Please transcribe the listing below in full and word for word, without its pictures.

Data entries:
►

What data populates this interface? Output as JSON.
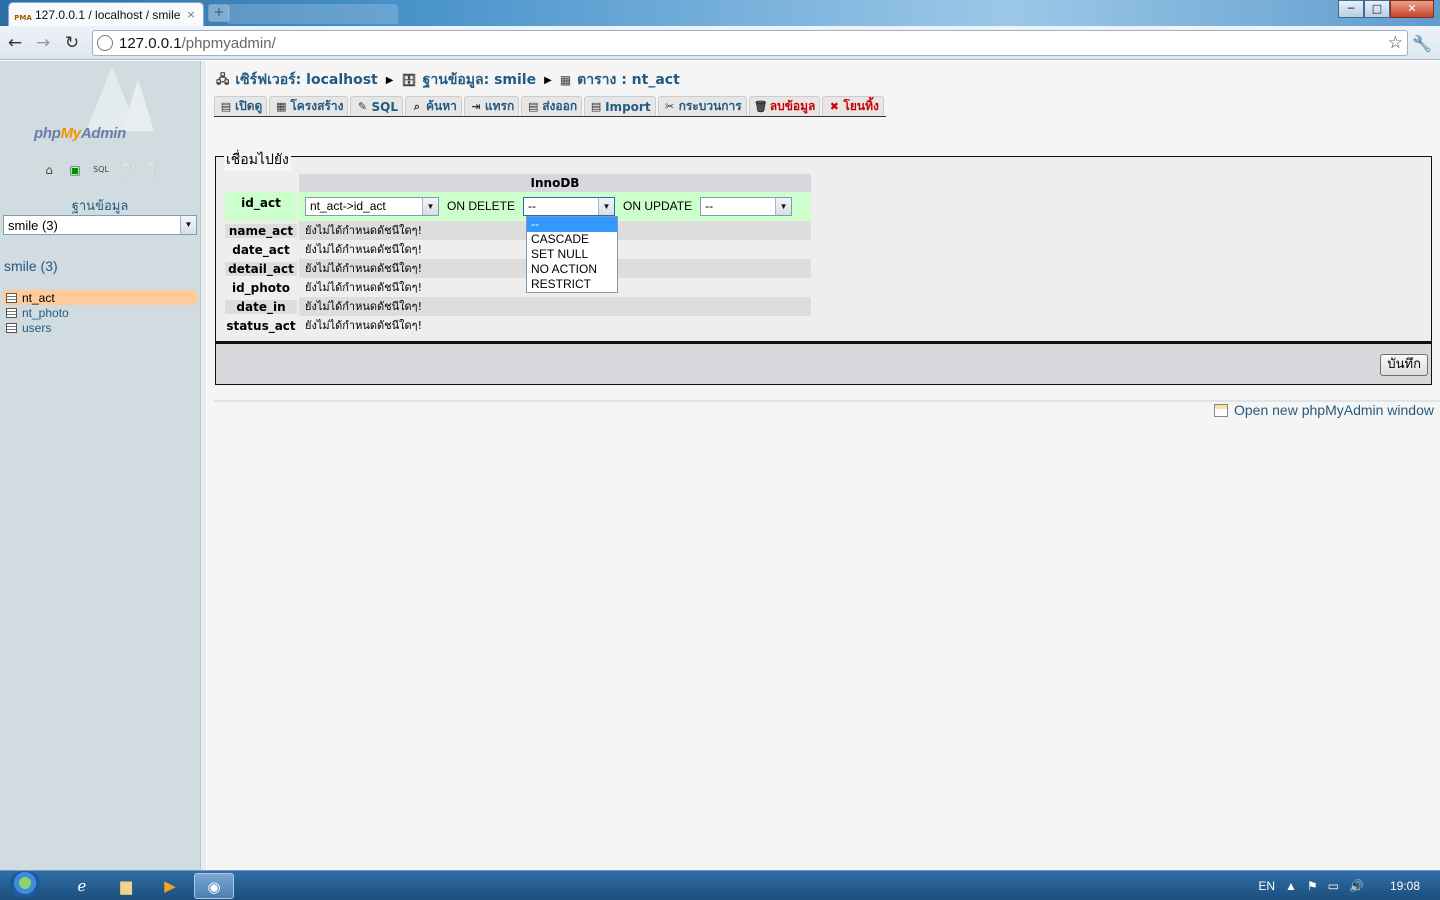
{
  "browser": {
    "tab_title": "127.0.0.1 / localhost / smile",
    "tab_favicon_text": "PMA",
    "url_host": "127.0.0.1",
    "url_path": "/phpmyadmin/"
  },
  "window_controls": {
    "minimize": "─",
    "maximize": "□",
    "close": "✕"
  },
  "sidebar": {
    "logo_php": "php",
    "logo_my": "My",
    "logo_admin": "Admin",
    "db_label": "ฐานข้อมูล",
    "db_select_value": "smile (3)",
    "db_heading": "smile (3)",
    "tables": [
      {
        "name": "nt_act",
        "active": true
      },
      {
        "name": "nt_photo",
        "active": false
      },
      {
        "name": "users",
        "active": false
      }
    ]
  },
  "breadcrumb": {
    "server": "เซิร์ฟเวอร์: localhost",
    "database": "ฐานข้อมูล: smile",
    "table": "ตาราง : nt_act"
  },
  "menu_tabs": [
    {
      "label": "เปิดดู",
      "icon": "browse-icon",
      "danger": false
    },
    {
      "label": "โครงสร้าง",
      "icon": "structure-icon",
      "danger": false
    },
    {
      "label": "SQL",
      "icon": "sql-icon",
      "danger": false
    },
    {
      "label": "ค้นหา",
      "icon": "search-icon",
      "danger": false
    },
    {
      "label": "แทรก",
      "icon": "insert-icon",
      "danger": false
    },
    {
      "label": "ส่งออก",
      "icon": "export-icon",
      "danger": false
    },
    {
      "label": "Import",
      "icon": "import-icon",
      "danger": false
    },
    {
      "label": "กระบวนการ",
      "icon": "operations-icon",
      "danger": false
    },
    {
      "label": "ลบข้อมูล",
      "icon": "empty-icon",
      "danger": true
    },
    {
      "label": "โยนทิ้ง",
      "icon": "drop-icon",
      "danger": true
    }
  ],
  "relation": {
    "legend": "เชื่อมไปยัง",
    "engine": "InnoDB",
    "first_row": {
      "field": "id_act",
      "foreign_value": "nt_act->id_act",
      "on_delete_label": "ON DELETE",
      "on_delete_value": "--",
      "on_update_label": "ON UPDATE",
      "on_update_value": "--"
    },
    "rows": [
      {
        "field": "name_act",
        "value": "ยังไม่ได้กำหนดดัชนีใดๆ!"
      },
      {
        "field": "date_act",
        "value": "ยังไม่ได้กำหนดดัชนีใดๆ!"
      },
      {
        "field": "detail_act",
        "value": "ยังไม่ได้กำหนดดัชนีใดๆ!"
      },
      {
        "field": "id_photo",
        "value": "ยังไม่ได้กำหนดดัชนีใดๆ!"
      },
      {
        "field": "date_in",
        "value": "ยังไม่ได้กำหนดดัชนีใดๆ!"
      },
      {
        "field": "status_act",
        "value": "ยังไม่ได้กำหนดดัชนีใดๆ!"
      }
    ],
    "on_delete_options": [
      "--",
      "CASCADE",
      "SET NULL",
      "NO ACTION",
      "RESTRICT"
    ],
    "save_label": "บันทึก"
  },
  "new_window_link": "Open new phpMyAdmin window",
  "taskbar": {
    "language": "EN",
    "clock": "19:08"
  }
}
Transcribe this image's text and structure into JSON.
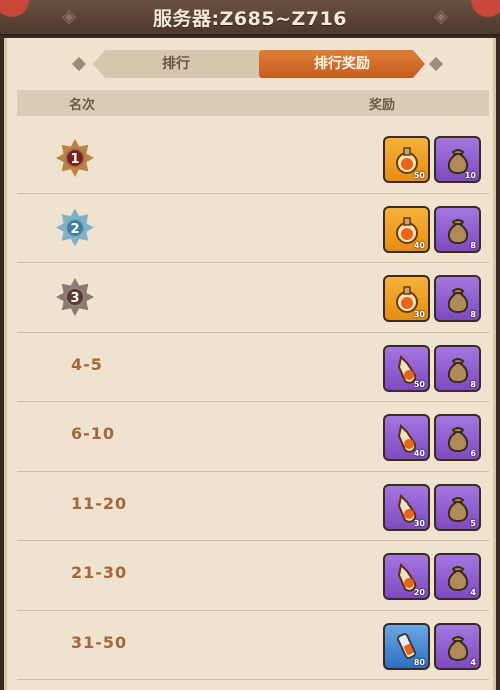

◄

*Written solution*:
What data populates this interface? Output as JSON.
{
  "browser": {
    "tab_title": "127.0.0.1 / localhost / smile",
    "tab_favicon_text": "PMA",
    "url_host": "127.0.0.1",
    "url_path": "/phpmyadmin/"
  },
  "window_controls": {
    "minimize": "─",
    "maximize": "□",
    "close": "✕"
  },
  "sidebar": {
    "logo_php": "php",
    "logo_my": "My",
    "logo_admin": "Admin",
    "db_label": "ฐานข้อมูล",
    "db_select_value": "smile (3)",
    "db_heading": "smile (3)",
    "tables": [
      {
        "name": "nt_act",
        "active": true
      },
      {
        "name": "nt_photo",
        "active": false
      },
      {
        "name": "users",
        "active": false
      }
    ]
  },
  "breadcrumb": {
    "server": "เซิร์ฟเวอร์: localhost",
    "database": "ฐานข้อมูล: smile",
    "table": "ตาราง : nt_act"
  },
  "menu_tabs": [
    {
      "label": "เปิดดู",
      "icon": "browse-icon",
      "danger": false
    },
    {
      "label": "โครงสร้าง",
      "icon": "structure-icon",
      "danger": false
    },
    {
      "label": "SQL",
      "icon": "sql-icon",
      "danger": false
    },
    {
      "label": "ค้นหา",
      "icon": "search-icon",
      "danger": false
    },
    {
      "label": "แทรก",
      "icon": "insert-icon",
      "danger": false
    },
    {
      "label": "ส่งออก",
      "icon": "export-icon",
      "danger": false
    },
    {
      "label": "Import",
      "icon": "import-icon",
      "danger": false
    },
    {
      "label": "กระบวนการ",
      "icon": "operations-icon",
      "danger": false
    },
    {
      "label": "ลบข้อมูล",
      "icon": "empty-icon",
      "danger": true
    },
    {
      "label": "โยนทิ้ง",
      "icon": "drop-icon",
      "danger": true
    }
  ],
  "relation": {
    "legend": "เชื่อมไปยัง",
    "engine": "InnoDB",
    "first_row": {
      "field": "id_act",
      "foreign_value": "nt_act->id_act",
      "on_delete_label": "ON DELETE",
      "on_delete_value": "--",
      "on_update_label": "ON UPDATE",
      "on_update_value": "--"
    },
    "rows": [
      {
        "field": "name_act",
        "value": "ยังไม่ได้กำหนดดัชนีใดๆ!"
      },
      {
        "field": "date_act",
        "value": "ยังไม่ได้กำหนดดัชนีใดๆ!"
      },
      {
        "field": "detail_act",
        "value": "ยังไม่ได้กำหนดดัชนีใดๆ!"
      },
      {
        "field": "id_photo",
        "value": "ยังไม่ได้กำหนดดัชนีใดๆ!"
      },
      {
        "field": "date_in",
        "value": "ยังไม่ได้กำหนดดัชนีใดๆ!"
      },
      {
        "field": "status_act",
        "value": "ยังไม่ได้กำหนดดัชนีใดๆ!"
      }
    ],
    "on_delete_options": [
      "--",
      "CASCADE",
      "SET NULL",
      "NO ACTION",
      "RESTRICT"
    ],
    "save_label": "บันทึก"
  },
  "new_window_link": "Open new phpMyAdmin window",
  "taskbar": {
    "language": "EN",
    "clock": "19:08"
  }
}
Transcribe this image's text and structure into JSON.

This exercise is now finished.